_The exercise_
Count the lines in the listing below that contain the string "印度尼西亚", treating uppercase and lowercase as different. Reply with the number only.

___ Extracted entries ___

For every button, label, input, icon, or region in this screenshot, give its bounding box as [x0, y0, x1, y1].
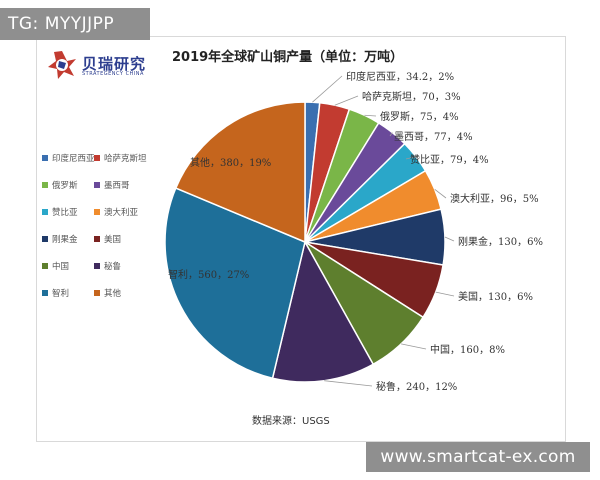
legend-label: 其他 [104, 289, 122, 299]
leader-line-1 [312, 75, 343, 103]
pie-slice-10 [271, 239, 375, 383]
data-label-9: 中国，160，8% [430, 343, 505, 356]
legend-label: 俄罗斯 [52, 181, 78, 191]
legend-item: 印度尼西亚 [42, 152, 95, 164]
legend-swatch [42, 182, 48, 188]
leader-line-2 [334, 95, 359, 106]
logo-icon [48, 51, 76, 79]
data-label-7: 刚果金，130，6% [458, 235, 543, 248]
logo-subtitle: STRATEGENCY CHINA [82, 71, 144, 77]
legend-swatch [94, 155, 100, 161]
legend-swatch [42, 263, 48, 269]
leader-line-5 [405, 156, 417, 160]
legend-item: 俄罗斯 [42, 179, 78, 191]
data-label-8: 美国，130，6% [458, 290, 533, 303]
leader-line-10 [324, 380, 373, 387]
data-label-12: 其他，380，19% [190, 156, 271, 169]
legend-label: 美国 [104, 235, 122, 245]
data-label-3: 俄罗斯，75，4% [380, 110, 459, 123]
legend-label: 哈萨克斯坦 [104, 154, 147, 164]
legend-swatch [94, 290, 100, 296]
legend-item: 智利 [42, 287, 69, 299]
legend-item: 刚果金 [42, 233, 78, 245]
leader-line-9 [400, 343, 427, 350]
data-label-2: 哈萨克斯坦，70，3% [362, 90, 461, 103]
legend-label: 澳大利亚 [104, 208, 139, 218]
leader-line-6 [434, 189, 447, 199]
legend-item: 赞比亚 [42, 206, 78, 218]
legend-label: 秘鲁 [104, 262, 122, 272]
leader-line-8 [435, 291, 455, 297]
data-label-11: 智利，560，27% [168, 268, 249, 281]
data-label-1: 印度尼西亚，34.2，2% [346, 70, 454, 83]
chart-title: 2019年全球矿山铜产量（单位：万吨） [172, 50, 404, 65]
pie-slice-11 [164, 187, 306, 380]
legend-item: 墨西哥 [94, 179, 130, 191]
legend-swatch [94, 236, 100, 242]
legend-item: 哈萨克斯坦 [94, 152, 147, 164]
legend-swatch [94, 263, 100, 269]
legend-label: 赞比亚 [52, 208, 78, 218]
legend-swatch [42, 290, 48, 296]
legend-item: 中国 [42, 260, 69, 272]
legend-swatch [94, 209, 100, 215]
legend-swatch [42, 236, 48, 242]
data-label-10: 秘鲁，240，12% [376, 380, 457, 393]
chart-source: 数据来源：USGS [252, 416, 330, 427]
legend-item: 美国 [94, 233, 121, 245]
legend-item: 其他 [94, 287, 121, 299]
data-label-6: 澳大利亚，96，5% [450, 192, 539, 205]
legend-label: 刚果金 [52, 235, 78, 245]
logo-name: 贝瑞研究 [82, 55, 147, 73]
legend-item: 秘鲁 [94, 260, 121, 272]
watermark-top-left: TG: MYYJJPP [0, 8, 150, 40]
leader-line-3 [364, 114, 377, 117]
legend-swatch [42, 155, 48, 161]
data-label-5: 赞比亚，79，4% [410, 153, 489, 166]
watermark-bottom-right: www.smartcat-ex.com [366, 442, 590, 472]
legend-item: 澳大利亚 [94, 206, 138, 218]
legend-swatch [94, 182, 100, 188]
leader-line-4 [389, 132, 393, 137]
legend-label: 智利 [52, 289, 70, 299]
leader-line-7 [444, 236, 455, 242]
data-label-4: 墨西哥，77，4% [394, 131, 473, 143]
legend-label: 印度尼西亚 [52, 154, 95, 164]
legend-label: 中国 [52, 262, 70, 272]
pie-slice-12 [174, 101, 306, 244]
legend-swatch [42, 209, 48, 215]
legend-label: 墨西哥 [104, 181, 130, 191]
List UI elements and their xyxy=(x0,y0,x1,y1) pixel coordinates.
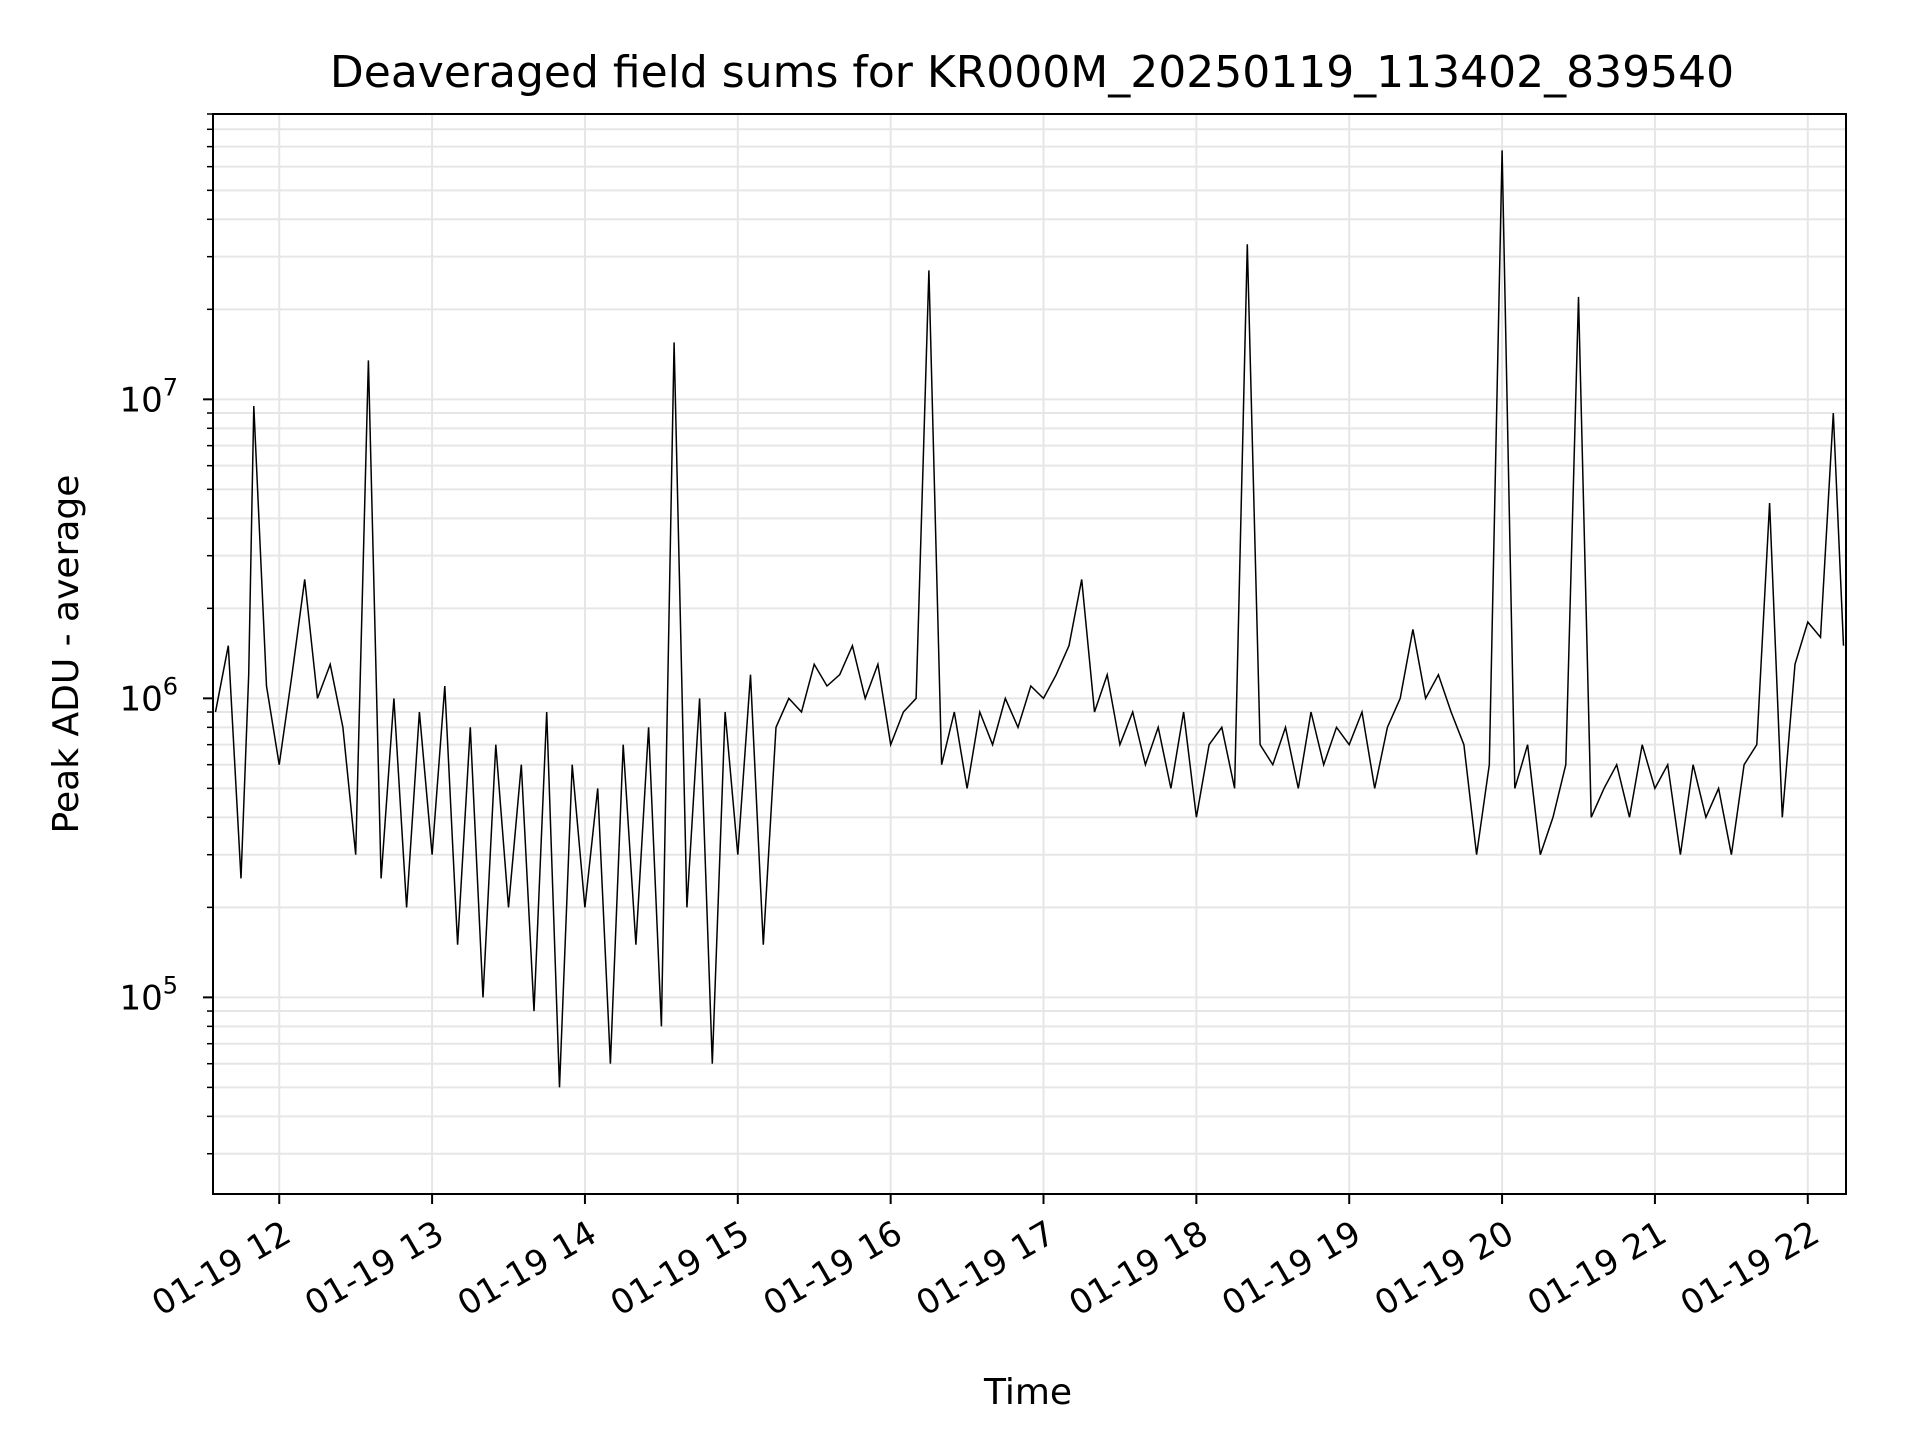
y-tick-exponent: 7 xyxy=(163,373,178,401)
chart-title: Deaveraged field sums for KR000M_2025011… xyxy=(330,47,1734,98)
y-axis-label: Peak ADU - average xyxy=(46,475,87,834)
y-tick-exponent: 6 xyxy=(163,672,178,700)
series-line xyxy=(214,150,1845,1088)
y-tick-base: 10 xyxy=(119,978,162,1018)
y-tick-exponent: 5 xyxy=(163,971,178,999)
y-tick-label: 107 xyxy=(119,373,178,420)
series-layer xyxy=(214,150,1845,1088)
plot-frame xyxy=(212,113,1847,1195)
y-tick-base: 10 xyxy=(119,679,162,719)
grid xyxy=(213,113,1846,1194)
y-tick-base: 10 xyxy=(119,380,162,420)
x-axis-label: Time xyxy=(983,1372,1072,1413)
y-tick-label: 105 xyxy=(119,971,178,1018)
y-tick-label: 106 xyxy=(119,672,178,719)
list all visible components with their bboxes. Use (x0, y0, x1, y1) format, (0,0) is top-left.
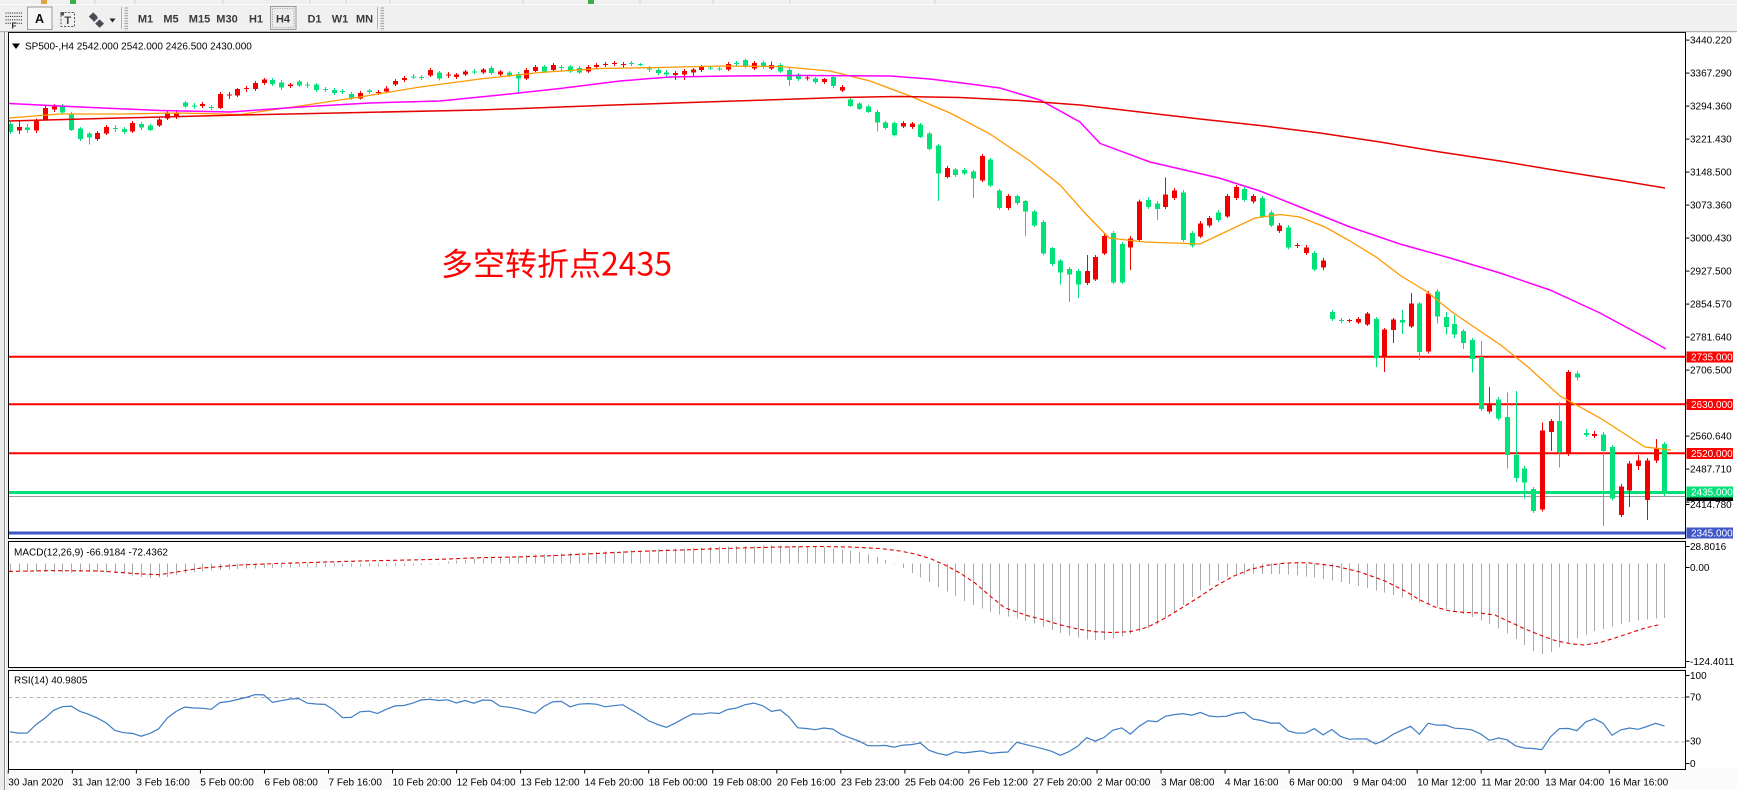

___

_Correct output_
3